#### DATASET ENTRIES:
"""
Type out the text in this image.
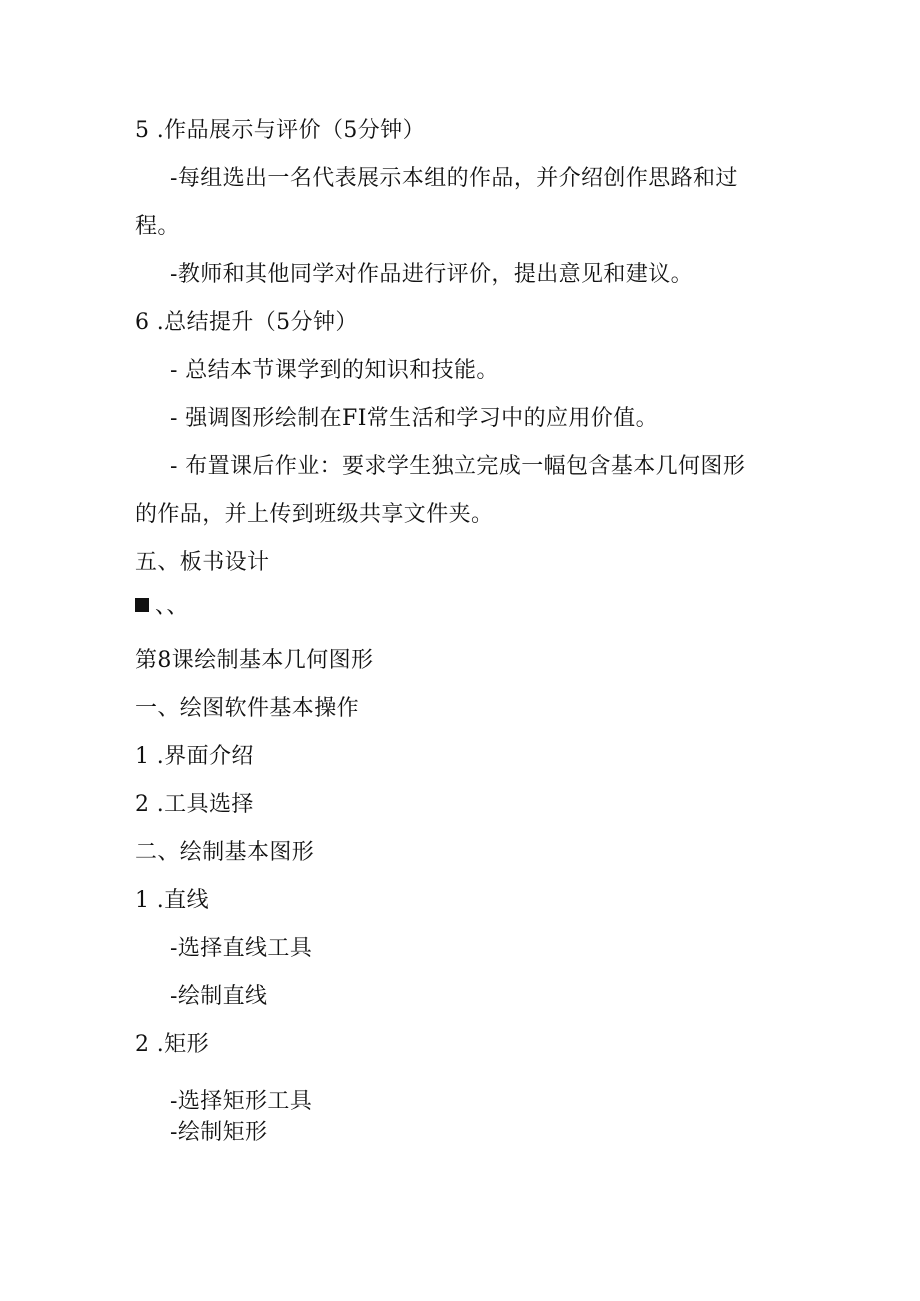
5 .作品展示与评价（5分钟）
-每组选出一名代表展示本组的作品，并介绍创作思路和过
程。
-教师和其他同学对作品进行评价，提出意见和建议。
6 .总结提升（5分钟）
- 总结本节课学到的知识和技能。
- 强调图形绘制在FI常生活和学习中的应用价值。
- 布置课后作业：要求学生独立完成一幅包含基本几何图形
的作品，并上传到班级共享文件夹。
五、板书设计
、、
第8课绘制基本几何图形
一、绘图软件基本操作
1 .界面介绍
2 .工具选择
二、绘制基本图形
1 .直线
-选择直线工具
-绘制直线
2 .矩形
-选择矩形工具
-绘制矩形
"""
"""
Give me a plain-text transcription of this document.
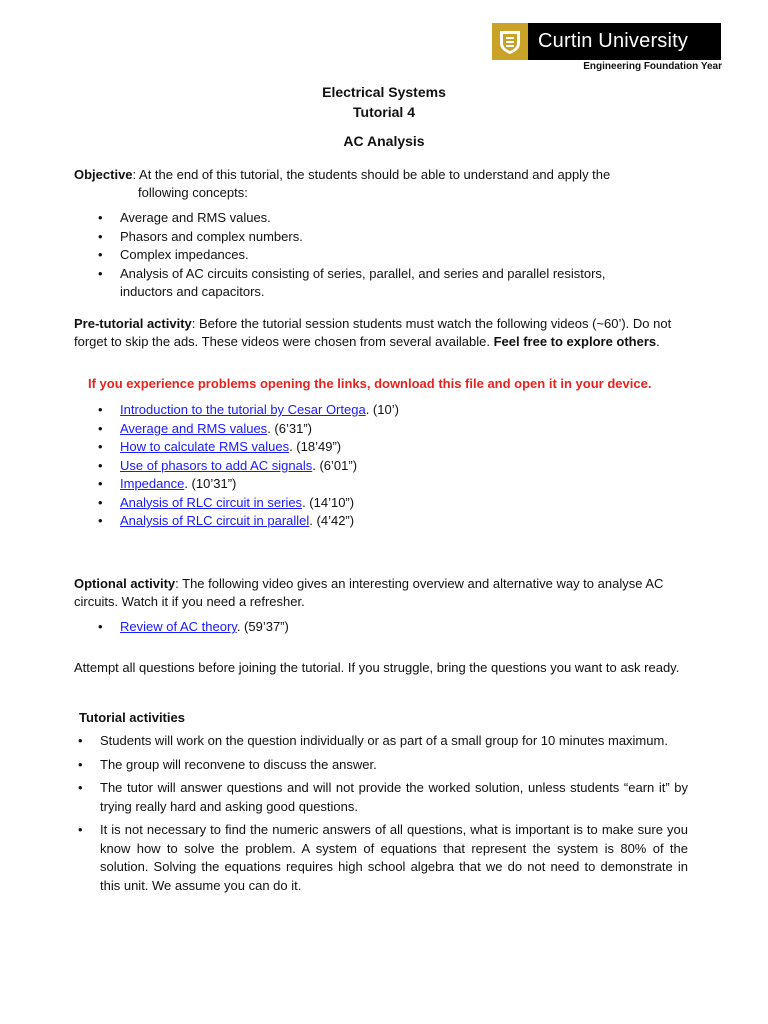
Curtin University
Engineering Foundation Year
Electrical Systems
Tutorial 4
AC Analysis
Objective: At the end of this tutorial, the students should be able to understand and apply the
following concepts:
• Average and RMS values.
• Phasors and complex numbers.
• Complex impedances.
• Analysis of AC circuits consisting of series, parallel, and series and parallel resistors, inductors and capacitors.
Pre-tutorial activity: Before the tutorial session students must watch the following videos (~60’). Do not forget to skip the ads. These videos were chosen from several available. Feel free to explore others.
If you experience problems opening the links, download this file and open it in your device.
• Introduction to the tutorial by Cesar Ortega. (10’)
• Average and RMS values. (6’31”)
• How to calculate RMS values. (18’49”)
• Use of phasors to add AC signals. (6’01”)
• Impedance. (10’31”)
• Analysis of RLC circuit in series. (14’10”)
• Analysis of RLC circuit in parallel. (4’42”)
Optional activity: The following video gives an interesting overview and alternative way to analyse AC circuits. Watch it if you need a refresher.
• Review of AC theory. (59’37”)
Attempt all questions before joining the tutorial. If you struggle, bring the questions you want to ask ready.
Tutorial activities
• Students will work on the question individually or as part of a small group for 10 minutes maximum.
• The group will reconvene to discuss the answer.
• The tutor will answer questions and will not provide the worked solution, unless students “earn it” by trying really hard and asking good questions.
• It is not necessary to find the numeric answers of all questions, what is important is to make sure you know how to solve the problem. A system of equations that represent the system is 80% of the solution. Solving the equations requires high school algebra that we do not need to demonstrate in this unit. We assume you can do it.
"""
#### DIRECTION:
Extract each line from the listing that holds the word "series".

#### OUTPUT BELOW:
• Analysis of AC circuits consisting of series, parallel, and series and parallel resistors, inductors and capacitors.
• Analysis of RLC circuit in series. (14’10”)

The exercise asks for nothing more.